::: The records :::
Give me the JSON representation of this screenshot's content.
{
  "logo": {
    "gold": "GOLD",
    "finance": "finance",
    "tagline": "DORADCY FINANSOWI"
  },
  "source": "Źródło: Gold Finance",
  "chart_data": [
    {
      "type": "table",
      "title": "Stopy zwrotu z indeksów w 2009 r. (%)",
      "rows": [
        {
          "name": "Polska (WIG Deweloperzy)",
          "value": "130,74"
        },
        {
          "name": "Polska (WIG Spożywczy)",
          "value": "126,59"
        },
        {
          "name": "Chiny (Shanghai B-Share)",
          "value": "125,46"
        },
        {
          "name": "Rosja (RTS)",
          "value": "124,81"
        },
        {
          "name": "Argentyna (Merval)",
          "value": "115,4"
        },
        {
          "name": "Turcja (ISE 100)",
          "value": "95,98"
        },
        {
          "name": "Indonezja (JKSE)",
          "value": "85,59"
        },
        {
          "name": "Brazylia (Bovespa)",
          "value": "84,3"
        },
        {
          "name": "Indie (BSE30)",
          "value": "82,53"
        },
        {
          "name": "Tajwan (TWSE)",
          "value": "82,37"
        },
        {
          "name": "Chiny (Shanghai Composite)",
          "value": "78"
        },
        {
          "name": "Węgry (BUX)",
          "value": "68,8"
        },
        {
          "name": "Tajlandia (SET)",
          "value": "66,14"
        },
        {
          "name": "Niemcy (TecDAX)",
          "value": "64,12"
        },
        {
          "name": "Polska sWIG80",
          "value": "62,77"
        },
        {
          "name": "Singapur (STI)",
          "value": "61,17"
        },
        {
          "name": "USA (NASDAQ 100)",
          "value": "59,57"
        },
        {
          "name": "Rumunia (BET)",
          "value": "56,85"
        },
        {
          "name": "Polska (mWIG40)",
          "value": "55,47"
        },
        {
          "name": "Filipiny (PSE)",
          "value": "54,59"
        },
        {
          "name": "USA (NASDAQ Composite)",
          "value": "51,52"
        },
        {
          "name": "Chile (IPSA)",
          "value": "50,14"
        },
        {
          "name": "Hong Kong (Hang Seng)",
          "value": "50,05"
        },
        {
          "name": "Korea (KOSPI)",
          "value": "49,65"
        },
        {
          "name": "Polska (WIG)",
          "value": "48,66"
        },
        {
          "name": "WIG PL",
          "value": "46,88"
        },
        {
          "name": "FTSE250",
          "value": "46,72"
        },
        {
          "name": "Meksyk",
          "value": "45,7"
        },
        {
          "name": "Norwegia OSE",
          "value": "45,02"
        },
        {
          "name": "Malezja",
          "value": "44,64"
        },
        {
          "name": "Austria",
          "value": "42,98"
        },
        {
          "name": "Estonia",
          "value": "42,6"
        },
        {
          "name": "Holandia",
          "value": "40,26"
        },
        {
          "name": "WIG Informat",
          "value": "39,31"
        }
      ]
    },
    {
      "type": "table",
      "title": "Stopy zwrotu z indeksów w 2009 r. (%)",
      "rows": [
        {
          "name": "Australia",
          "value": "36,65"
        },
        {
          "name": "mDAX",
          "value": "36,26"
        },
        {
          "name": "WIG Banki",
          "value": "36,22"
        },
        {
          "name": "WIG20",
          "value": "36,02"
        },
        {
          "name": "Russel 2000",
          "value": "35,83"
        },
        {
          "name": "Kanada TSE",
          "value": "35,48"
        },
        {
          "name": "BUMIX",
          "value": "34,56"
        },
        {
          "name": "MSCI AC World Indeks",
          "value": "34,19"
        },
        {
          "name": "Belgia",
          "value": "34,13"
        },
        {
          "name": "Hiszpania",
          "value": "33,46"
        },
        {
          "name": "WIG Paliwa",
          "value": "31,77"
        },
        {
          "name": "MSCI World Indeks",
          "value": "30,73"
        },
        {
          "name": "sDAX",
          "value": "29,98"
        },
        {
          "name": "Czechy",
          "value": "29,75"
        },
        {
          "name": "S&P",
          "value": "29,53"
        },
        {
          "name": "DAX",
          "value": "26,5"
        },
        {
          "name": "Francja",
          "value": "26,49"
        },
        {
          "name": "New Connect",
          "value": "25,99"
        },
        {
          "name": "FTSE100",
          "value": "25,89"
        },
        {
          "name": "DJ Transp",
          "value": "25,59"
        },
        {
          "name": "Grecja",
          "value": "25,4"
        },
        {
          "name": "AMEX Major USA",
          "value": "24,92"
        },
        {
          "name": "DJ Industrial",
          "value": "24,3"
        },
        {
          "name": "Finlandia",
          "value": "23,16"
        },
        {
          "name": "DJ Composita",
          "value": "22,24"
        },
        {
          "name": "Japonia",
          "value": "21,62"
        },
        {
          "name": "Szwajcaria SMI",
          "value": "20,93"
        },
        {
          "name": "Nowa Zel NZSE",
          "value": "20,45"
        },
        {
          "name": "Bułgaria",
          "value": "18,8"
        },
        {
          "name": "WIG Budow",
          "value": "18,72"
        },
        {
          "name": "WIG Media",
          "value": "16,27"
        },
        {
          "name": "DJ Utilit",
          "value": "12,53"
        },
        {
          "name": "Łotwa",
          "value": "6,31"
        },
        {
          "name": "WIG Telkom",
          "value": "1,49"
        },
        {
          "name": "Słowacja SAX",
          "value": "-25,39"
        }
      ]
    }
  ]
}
:::
▶ _The task_
Extract each line of the material exactly as it stands.

▶ _Solution to this task_
Give me the JSON representation of this screenshot's content.
{
  "logo": {
    "gold": "GOLD",
    "finance": "finance",
    "tagline": "DORADCY FINANSOWI"
  },
  "source": "Źródło: Gold Finance",
  "chart_data": [
    {
      "type": "table",
      "title": "Stopy zwrotu z indeksów w 2009 r. (%)",
      "rows": [
        {
          "name": "Polska (WIG Deweloperzy)",
          "value": "130,74"
        },
        {
          "name": "Polska (WIG Spożywczy)",
          "value": "126,59"
        },
        {
          "name": "Chiny (Shanghai B-Share)",
          "value": "125,46"
        },
        {
          "name": "Rosja (RTS)",
          "value": "124,81"
        },
        {
          "name": "Argentyna (Merval)",
          "value": "115,4"
        },
        {
          "name": "Turcja (ISE 100)",
          "value": "95,98"
        },
        {
          "name": "Indonezja (JKSE)",
          "value": "85,59"
        },
        {
          "name": "Brazylia (Bovespa)",
          "value": "84,3"
        },
        {
          "name": "Indie (BSE30)",
          "value": "82,53"
        },
        {
          "name": "Tajwan (TWSE)",
          "value": "82,37"
        },
        {
          "name": "Chiny (Shanghai Composite)",
          "value": "78"
        },
        {
          "name": "Węgry (BUX)",
          "value": "68,8"
        },
        {
          "name": "Tajlandia (SET)",
          "value": "66,14"
        },
        {
          "name": "Niemcy (TecDAX)",
          "value": "64,12"
        },
        {
          "name": "Polska sWIG80",
          "value": "62,77"
        },
        {
          "name": "Singapur (STI)",
          "value": "61,17"
        },
        {
          "name": "USA (NASDAQ 100)",
          "value": "59,57"
        },
        {
          "name": "Rumunia (BET)",
          "value": "56,85"
        },
        {
          "name": "Polska (mWIG40)",
          "value": "55,47"
        },
        {
          "name": "Filipiny (PSE)",
          "value": "54,59"
        },
        {
          "name": "USA (NASDAQ Composite)",
          "value": "51,52"
        },
        {
          "name": "Chile (IPSA)",
          "value": "50,14"
        },
        {
          "name": "Hong Kong (Hang Seng)",
          "value": "50,05"
        },
        {
          "name": "Korea (KOSPI)",
          "value": "49,65"
        },
        {
          "name": "Polska (WIG)",
          "value": "48,66"
        },
        {
          "name": "WIG PL",
          "value": "46,88"
        },
        {
          "name": "FTSE250",
          "value": "46,72"
        },
        {
          "name": "Meksyk",
          "value": "45,7"
        },
        {
          "name": "Norwegia OSE",
          "value": "45,02"
        },
        {
          "name": "Malezja",
          "value": "44,64"
        },
        {
          "name": "Austria",
          "value": "42,98"
        },
        {
          "name": "Estonia",
          "value": "42,6"
        },
        {
          "name": "Holandia",
          "value": "40,26"
        },
        {
          "name": "WIG Informat",
          "value": "39,31"
        }
      ]
    },
    {
      "type": "table",
      "title": "Stopy zwrotu z indeksów w 2009 r. (%)",
      "rows": [
        {
          "name": "Australia",
          "value": "36,65"
        },
        {
          "name": "mDAX",
          "value": "36,26"
        },
        {
          "name": "WIG Banki",
          "value": "36,22"
        },
        {
          "name": "WIG20",
          "value": "36,02"
        },
        {
          "name": "Russel 2000",
          "value": "35,83"
        },
        {
          "name": "Kanada TSE",
          "value": "35,48"
        },
        {
          "name": "BUMIX",
          "value": "34,56"
        },
        {
          "name": "MSCI AC World Indeks",
          "value": "34,19"
        },
        {
          "name": "Belgia",
          "value": "34,13"
        },
        {
          "name": "Hiszpania",
          "value": "33,46"
        },
        {
          "name": "WIG Paliwa",
          "value": "31,77"
        },
        {
          "name": "MSCI World Indeks",
          "value": "30,73"
        },
        {
          "name": "sDAX",
          "value": "29,98"
        },
        {
          "name": "Czechy",
          "value": "29,75"
        },
        {
          "name": "S&P",
          "value": "29,53"
        },
        {
          "name": "DAX",
          "value": "26,5"
        },
        {
          "name": "Francja",
          "value": "26,49"
        },
        {
          "name": "New Connect",
          "value": "25,99"
        },
        {
          "name": "FTSE100",
          "value": "25,89"
        },
        {
          "name": "DJ Transp",
          "value": "25,59"
        },
        {
          "name": "Grecja",
          "value": "25,4"
        },
        {
          "name": "AMEX Major USA",
          "value": "24,92"
        },
        {
          "name": "DJ Industrial",
          "value": "24,3"
        },
        {
          "name": "Finlandia",
          "value": "23,16"
        },
        {
          "name": "DJ Composita",
          "value": "22,24"
        },
        {
          "name": "Japonia",
          "value": "21,62"
        },
        {
          "name": "Szwajcaria SMI",
          "value": "20,93"
        },
        {
          "name": "Nowa Zel NZSE",
          "value": "20,45"
        },
        {
          "name": "Bułgaria",
          "value": "18,8"
        },
        {
          "name": "WIG Budow",
          "value": "18,72"
        },
        {
          "name": "WIG Media",
          "value": "16,27"
        },
        {
          "name": "DJ Utilit",
          "value": "12,53"
        },
        {
          "name": "Łotwa",
          "value": "6,31"
        },
        {
          "name": "WIG Telkom",
          "value": "1,49"
        },
        {
          "name": "Słowacja SAX",
          "value": "-25,39"
        }
      ]
    }
  ]
}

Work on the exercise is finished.